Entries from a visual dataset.

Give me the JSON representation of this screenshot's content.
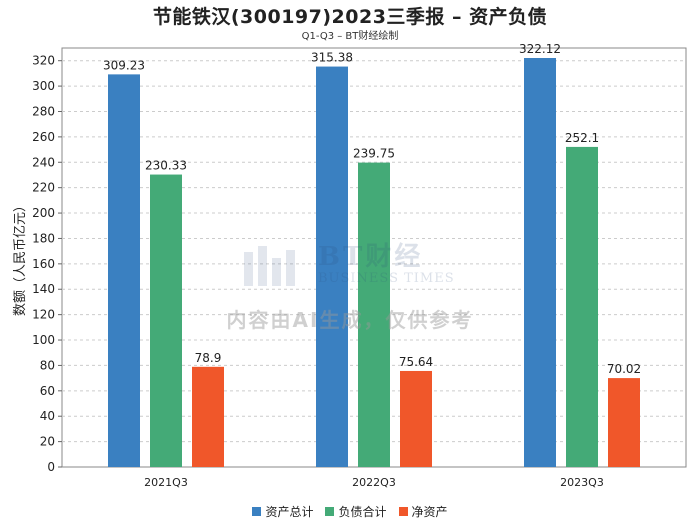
{
  "title": "节能铁汉(300197)2023三季报 – 资产负债",
  "subtitle": "Q1-Q3 – BT财经绘制",
  "watermark": {
    "brand_big": "BT财经",
    "brand_small": "BUSINESS TIMES",
    "ai_notice": "内容由AI生成，仅供参考"
  },
  "chart_data": {
    "type": "bar",
    "categories": [
      "2021Q3",
      "2022Q3",
      "2023Q3"
    ],
    "series": [
      {
        "name": "资产总计",
        "color": "#3a80c1",
        "values": [
          309.23,
          315.38,
          322.12
        ]
      },
      {
        "name": "负债合计",
        "color": "#44aa77",
        "values": [
          230.33,
          239.75,
          252.1
        ]
      },
      {
        "name": "净资产",
        "color": "#f0572a",
        "values": [
          78.9,
          75.64,
          70.02
        ]
      }
    ],
    "ylabel": "数额（人民币亿元）",
    "ylim": [
      0,
      330
    ],
    "yticks": [
      0,
      20,
      40,
      60,
      80,
      100,
      120,
      140,
      160,
      180,
      200,
      220,
      240,
      260,
      280,
      300,
      320
    ],
    "grid": true,
    "legend_position": "bottom"
  }
}
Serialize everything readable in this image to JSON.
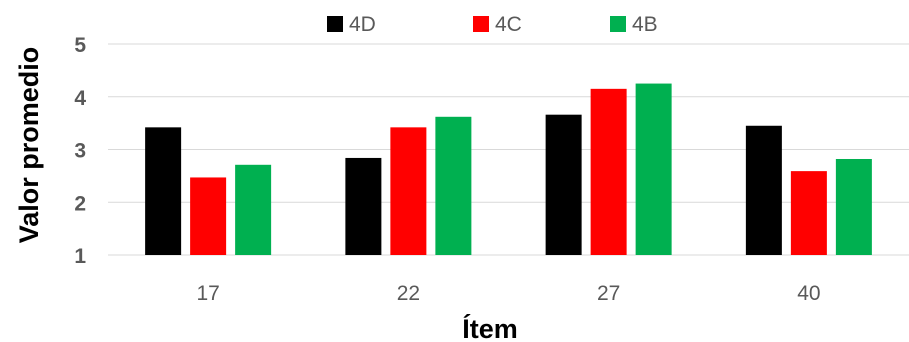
{
  "chart_data": {
    "type": "bar",
    "title": "",
    "xlabel": "Ítem",
    "ylabel": "Valor promedio",
    "categories": [
      "17",
      "22",
      "27",
      "40"
    ],
    "series": [
      {
        "name": "4D",
        "color": "#000000",
        "values": [
          3.42,
          2.84,
          3.66,
          3.45
        ]
      },
      {
        "name": "4C",
        "color": "#ff0000",
        "values": [
          2.47,
          3.42,
          4.15,
          2.59
        ]
      },
      {
        "name": "4B",
        "color": "#00b050",
        "values": [
          2.71,
          3.62,
          4.25,
          2.82
        ]
      }
    ],
    "ylim": [
      1,
      5
    ],
    "yticks": [
      "1",
      "2",
      "3",
      "4",
      "5"
    ],
    "grid": true,
    "legend_position": "top"
  }
}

Your goal.
Your output should consist solely of the lines from the line containing "Serialize everything readable" through the end of the data above, copied exactly, with images removed.

Finished answer.
Serialize everything readable in this image to JSON.
{
  "chart_data": {
    "type": "bar",
    "title": "",
    "xlabel": "Ítem",
    "ylabel": "Valor promedio",
    "categories": [
      "17",
      "22",
      "27",
      "40"
    ],
    "series": [
      {
        "name": "4D",
        "color": "#000000",
        "values": [
          3.42,
          2.84,
          3.66,
          3.45
        ]
      },
      {
        "name": "4C",
        "color": "#ff0000",
        "values": [
          2.47,
          3.42,
          4.15,
          2.59
        ]
      },
      {
        "name": "4B",
        "color": "#00b050",
        "values": [
          2.71,
          3.62,
          4.25,
          2.82
        ]
      }
    ],
    "ylim": [
      1,
      5
    ],
    "yticks": [
      "1",
      "2",
      "3",
      "4",
      "5"
    ],
    "grid": true,
    "legend_position": "top"
  }
}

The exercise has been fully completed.